REQUIREMENTS =>
• 1. According to the passage on FERC's pipeline review, why was the Commission obliged to consider the other three Tennessee Gas pipeline projects during its NEPA review of the Northeast Project?
• 2. In the passage on FERC's pipeline review, copy the text word for word from "Petitioners contend that" up to and including "would be insignificant.".

Petitioners contend that FERC violated NEPA when it segmented its review of the Northeast Project, giving no consideration to that project in conjunction with the three other connected, contemporaneous, closely related, and interdependent Eastern Leg projects. Petitioners also claim that FERC failed to provide a meaningful analysis of the cumulative impacts of these projects to show that the impacts would be insignificant.

FERC argues that because each project resulted in a measurable increase in the pipeline’s overall capacity, the agency was justified in completing the NEPA analysis of the Northeast Project separately from the other projects. But FERC’s position cannot be squared with the record, which shows that by May 2012, when FERC issued the certificate for the Northeast Project, it was clear that the entire Eastern Leg was included in a complete overhaul and upgrade that was physically, functionally, and financially connected and interdependent. During the pendency of Tennessee Gas’s Northeast Project application, the other three projects that would constitute the revamped Eastern Leg were either under construction or were also pending before the Commission for environmental review and approval. Given the self-evident interrelatedness of the projects as well as their temporal overlap, the Commission was obliged to consider the other three other Tennessee Gas pipeline projects when it conducted its NEPA review of the Northeast Project.

[Layout dataset records]
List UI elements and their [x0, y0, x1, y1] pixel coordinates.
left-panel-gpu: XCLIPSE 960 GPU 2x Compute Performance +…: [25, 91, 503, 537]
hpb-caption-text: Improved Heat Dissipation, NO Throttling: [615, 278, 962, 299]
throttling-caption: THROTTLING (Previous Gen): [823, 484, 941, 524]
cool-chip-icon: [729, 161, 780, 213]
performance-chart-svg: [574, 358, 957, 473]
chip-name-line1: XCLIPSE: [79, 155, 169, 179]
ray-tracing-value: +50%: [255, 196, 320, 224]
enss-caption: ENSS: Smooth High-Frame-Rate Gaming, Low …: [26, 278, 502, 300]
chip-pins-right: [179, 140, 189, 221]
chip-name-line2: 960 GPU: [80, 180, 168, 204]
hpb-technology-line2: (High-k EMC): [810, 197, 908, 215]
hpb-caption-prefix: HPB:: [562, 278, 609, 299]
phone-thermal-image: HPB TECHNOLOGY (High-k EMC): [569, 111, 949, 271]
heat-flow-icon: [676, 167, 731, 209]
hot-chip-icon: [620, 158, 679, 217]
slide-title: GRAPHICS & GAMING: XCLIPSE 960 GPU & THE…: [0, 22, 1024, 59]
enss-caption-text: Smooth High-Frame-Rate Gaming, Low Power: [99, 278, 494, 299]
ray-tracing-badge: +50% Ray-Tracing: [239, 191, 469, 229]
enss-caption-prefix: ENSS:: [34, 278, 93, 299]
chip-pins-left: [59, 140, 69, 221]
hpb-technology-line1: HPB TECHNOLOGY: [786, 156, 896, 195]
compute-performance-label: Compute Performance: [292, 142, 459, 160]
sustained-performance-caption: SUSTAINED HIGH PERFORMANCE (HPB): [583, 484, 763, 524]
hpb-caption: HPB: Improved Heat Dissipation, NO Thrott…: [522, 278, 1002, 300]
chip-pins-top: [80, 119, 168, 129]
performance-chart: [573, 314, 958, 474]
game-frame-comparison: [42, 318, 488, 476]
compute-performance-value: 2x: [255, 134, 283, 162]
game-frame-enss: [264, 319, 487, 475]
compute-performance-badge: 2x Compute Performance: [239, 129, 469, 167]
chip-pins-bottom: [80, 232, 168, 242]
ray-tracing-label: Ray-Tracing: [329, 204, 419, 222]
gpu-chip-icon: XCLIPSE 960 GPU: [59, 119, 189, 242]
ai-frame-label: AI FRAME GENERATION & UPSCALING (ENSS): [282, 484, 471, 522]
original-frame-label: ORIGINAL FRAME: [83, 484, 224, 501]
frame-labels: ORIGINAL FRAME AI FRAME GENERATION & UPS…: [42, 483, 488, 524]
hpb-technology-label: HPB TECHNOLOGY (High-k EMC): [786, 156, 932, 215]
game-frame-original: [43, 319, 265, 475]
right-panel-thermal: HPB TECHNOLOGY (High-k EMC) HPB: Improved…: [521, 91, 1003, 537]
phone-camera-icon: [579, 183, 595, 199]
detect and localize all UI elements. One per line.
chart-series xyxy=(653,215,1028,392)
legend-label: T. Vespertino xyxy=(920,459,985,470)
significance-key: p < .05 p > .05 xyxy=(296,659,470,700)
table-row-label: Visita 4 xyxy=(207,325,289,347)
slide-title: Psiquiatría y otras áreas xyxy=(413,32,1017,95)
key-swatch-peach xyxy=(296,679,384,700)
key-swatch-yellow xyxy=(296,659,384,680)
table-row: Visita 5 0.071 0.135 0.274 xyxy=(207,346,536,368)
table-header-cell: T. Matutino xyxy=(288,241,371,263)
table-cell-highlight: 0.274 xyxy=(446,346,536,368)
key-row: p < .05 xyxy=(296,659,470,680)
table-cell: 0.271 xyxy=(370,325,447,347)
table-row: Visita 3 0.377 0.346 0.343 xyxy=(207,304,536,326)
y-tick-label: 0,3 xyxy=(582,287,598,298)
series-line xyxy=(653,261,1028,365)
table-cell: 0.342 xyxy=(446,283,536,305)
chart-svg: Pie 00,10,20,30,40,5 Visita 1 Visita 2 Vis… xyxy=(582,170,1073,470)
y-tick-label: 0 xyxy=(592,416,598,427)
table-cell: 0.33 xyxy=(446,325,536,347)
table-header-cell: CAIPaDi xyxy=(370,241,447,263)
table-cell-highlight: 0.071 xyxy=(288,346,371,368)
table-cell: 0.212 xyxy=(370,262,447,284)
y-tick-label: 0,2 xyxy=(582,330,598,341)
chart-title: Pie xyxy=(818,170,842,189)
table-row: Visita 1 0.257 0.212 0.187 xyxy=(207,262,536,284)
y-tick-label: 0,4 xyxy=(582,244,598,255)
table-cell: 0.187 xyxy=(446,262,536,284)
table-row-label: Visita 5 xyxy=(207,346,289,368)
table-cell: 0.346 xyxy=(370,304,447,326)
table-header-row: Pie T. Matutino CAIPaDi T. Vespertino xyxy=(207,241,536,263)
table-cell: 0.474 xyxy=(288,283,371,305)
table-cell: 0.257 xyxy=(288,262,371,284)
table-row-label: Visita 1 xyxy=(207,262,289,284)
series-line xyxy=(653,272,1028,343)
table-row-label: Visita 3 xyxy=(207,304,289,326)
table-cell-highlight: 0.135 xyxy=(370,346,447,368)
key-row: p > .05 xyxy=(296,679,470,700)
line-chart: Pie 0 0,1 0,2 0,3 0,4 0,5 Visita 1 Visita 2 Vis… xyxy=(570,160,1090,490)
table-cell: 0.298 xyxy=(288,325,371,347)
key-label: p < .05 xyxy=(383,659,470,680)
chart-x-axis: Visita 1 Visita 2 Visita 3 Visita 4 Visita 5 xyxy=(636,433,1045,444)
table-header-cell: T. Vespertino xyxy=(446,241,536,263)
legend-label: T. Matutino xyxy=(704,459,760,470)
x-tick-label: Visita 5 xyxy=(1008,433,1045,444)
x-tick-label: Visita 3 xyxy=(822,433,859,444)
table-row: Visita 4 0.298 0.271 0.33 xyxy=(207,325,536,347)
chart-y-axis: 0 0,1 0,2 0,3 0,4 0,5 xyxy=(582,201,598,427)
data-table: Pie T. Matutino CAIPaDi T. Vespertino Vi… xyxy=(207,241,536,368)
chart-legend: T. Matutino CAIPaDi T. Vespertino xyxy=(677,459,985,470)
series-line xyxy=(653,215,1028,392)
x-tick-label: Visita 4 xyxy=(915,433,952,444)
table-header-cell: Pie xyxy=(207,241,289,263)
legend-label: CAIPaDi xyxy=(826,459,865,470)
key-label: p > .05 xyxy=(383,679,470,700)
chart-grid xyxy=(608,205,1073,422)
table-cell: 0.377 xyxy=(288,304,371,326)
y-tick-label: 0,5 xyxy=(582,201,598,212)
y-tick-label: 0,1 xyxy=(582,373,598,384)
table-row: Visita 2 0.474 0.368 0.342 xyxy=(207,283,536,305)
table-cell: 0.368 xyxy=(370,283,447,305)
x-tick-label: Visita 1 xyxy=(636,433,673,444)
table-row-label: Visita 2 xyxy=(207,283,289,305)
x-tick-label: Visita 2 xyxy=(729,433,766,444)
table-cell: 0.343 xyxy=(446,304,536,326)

TASK-BY-TASK OUTPUTS =>
• 1. The Commission had to consider them because the projects were self-evidently interrelated and overlapped in time. While the Northeast Project application was pending, the other three projects of the revamped Eastern Leg were either under construction or also awaiting the Commission's environmental review and approval.

• 2.
Petitioners contend that FERC violated NEPA when it segmented its review of the Northeast Project, giving no consideration to that project in conjunction with the three other connected, contemporaneous, closely related, and interdependent Eastern Leg projects. Petitioners also claim that FERC failed to provide a meaningful analysis of the cumulative impacts of these projects to show that the impacts would be insignificant.